Your instructions:
Print every line of the items below, word for word and unchanged.

Provided records:
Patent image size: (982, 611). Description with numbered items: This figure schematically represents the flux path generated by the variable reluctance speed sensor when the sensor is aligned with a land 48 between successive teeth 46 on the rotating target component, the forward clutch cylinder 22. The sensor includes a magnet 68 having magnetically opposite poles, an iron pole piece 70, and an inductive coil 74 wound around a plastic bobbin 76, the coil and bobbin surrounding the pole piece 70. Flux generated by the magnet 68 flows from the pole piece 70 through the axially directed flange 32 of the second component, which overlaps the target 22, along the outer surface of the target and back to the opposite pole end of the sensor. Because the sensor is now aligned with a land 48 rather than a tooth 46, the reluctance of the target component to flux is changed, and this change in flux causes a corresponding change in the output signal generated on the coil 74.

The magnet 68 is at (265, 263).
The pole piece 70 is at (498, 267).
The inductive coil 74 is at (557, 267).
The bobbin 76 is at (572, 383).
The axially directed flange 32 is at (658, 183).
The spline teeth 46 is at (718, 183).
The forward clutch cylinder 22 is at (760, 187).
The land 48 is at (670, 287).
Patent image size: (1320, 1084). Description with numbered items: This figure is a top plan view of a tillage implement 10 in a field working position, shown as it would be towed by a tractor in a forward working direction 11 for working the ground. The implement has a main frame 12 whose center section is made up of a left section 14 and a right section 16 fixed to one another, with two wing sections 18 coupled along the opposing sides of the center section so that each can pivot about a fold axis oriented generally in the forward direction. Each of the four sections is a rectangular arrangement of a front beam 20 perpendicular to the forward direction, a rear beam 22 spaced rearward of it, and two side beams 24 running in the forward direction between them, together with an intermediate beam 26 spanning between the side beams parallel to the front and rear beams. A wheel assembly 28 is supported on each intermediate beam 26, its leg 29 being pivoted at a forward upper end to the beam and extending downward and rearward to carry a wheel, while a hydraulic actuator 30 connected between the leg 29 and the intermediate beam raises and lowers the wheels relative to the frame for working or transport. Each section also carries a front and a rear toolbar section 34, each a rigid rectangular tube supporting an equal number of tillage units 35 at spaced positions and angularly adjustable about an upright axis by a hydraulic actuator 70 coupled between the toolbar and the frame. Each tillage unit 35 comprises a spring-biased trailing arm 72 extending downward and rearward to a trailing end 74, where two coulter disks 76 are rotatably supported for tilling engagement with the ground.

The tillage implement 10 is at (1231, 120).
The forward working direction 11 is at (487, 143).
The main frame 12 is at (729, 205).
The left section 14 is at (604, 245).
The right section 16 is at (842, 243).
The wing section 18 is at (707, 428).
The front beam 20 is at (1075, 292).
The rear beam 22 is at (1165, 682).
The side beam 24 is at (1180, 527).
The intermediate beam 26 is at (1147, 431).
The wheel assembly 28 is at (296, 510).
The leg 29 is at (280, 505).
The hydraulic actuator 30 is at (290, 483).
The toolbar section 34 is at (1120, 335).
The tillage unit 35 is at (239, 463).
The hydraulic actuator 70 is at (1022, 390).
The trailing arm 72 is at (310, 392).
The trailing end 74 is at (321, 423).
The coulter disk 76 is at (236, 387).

Full response:
Patent image size: (982, 611). Description with numbered items: This figure schematically represents the flux path generated by the variable reluctance speed sensor when the sensor is aligned with a land 48 between successive teeth 46 on the rotating target component, the forward clutch cylinder 22. The sensor includes a magnet 68 having magnetically opposite poles, an iron pole piece 70, and an inductive coil 74 wound around a plastic bobbin 76, the coil and bobbin surrounding the pole piece 70. Flux generated by the magnet 68 flows from the pole piece 70 through the axially directed flange 32 of the second component, which overlaps the target 22, along the outer surface of the target and back to the opposite pole end of the sensor. Because the sensor is now aligned with a land 48 rather than a tooth 46, the reluctance of the target component to flux is changed, and this change in flux causes a corresponding change in the output signal generated on the coil 74.

The magnet 68 is at (265, 263).
The pole piece 70 is at (498, 267).
The inductive coil 74 is at (557, 267).
The bobbin 76 is at (572, 383).
The axially directed flange 32 is at (658, 183).
The spline teeth 46 is at (718, 183).
The forward clutch cylinder 22 is at (760, 187).
The land 48 is at (670, 287).
Patent image size: (1320, 1084). Description with numbered items: This figure is a top plan view of a tillage implement 10 in a field working position, shown as it would be towed by a tractor in a forward working direction 11 for working the ground. The implement has a main frame 12 whose center section is made up of a left section 14 and a right section 16 fixed to one another, with two wing sections 18 coupled along the opposing sides of the center section so that each can pivot about a fold axis oriented generally in the forward direction. Each of the four sections is a rectangular arrangement of a front beam 20 perpendicular to the forward direction, a rear beam 22 spaced rearward of it, and two side beams 24 running in the forward direction between them, together with an intermediate beam 26 spanning between the side beams parallel to the front and rear beams. A wheel assembly 28 is supported on each intermediate beam 26, its leg 29 being pivoted at a forward upper end to the beam and extending downward and rearward to carry a wheel, while a hydraulic actuator 30 connected between the leg 29 and the intermediate beam raises and lowers the wheels relative to the frame for working or transport. Each section also carries a front and a rear toolbar section 34, each a rigid rectangular tube supporting an equal number of tillage units 35 at spaced positions and angularly adjustable about an upright axis by a hydraulic actuator 70 coupled between the toolbar and the frame. Each tillage unit 35 comprises a spring-biased trailing arm 72 extending downward and rearward to a trailing end 74, where two coulter disks 76 are rotatably supported for tilling engagement with the ground.

The tillage implement 10 is at (1231, 120).
The forward working direction 11 is at (487, 143).
The main frame 12 is at (729, 205).
The left section 14 is at (604, 245).
The right section 16 is at (842, 243).
The wing section 18 is at (707, 428).
The front beam 20 is at (1075, 292).
The rear beam 22 is at (1165, 682).
The side beam 24 is at (1180, 527).
The intermediate beam 26 is at (1147, 431).
The wheel assembly 28 is at (296, 510).
The leg 29 is at (280, 505).
The hydraulic actuator 30 is at (290, 483).
The toolbar section 34 is at (1120, 335).
The tillage unit 35 is at (239, 463).
The hydraulic actuator 70 is at (1022, 390).
The trailing arm 72 is at (310, 392).
The trailing end 74 is at (321, 423).
The coulter disk 76 is at (236, 387).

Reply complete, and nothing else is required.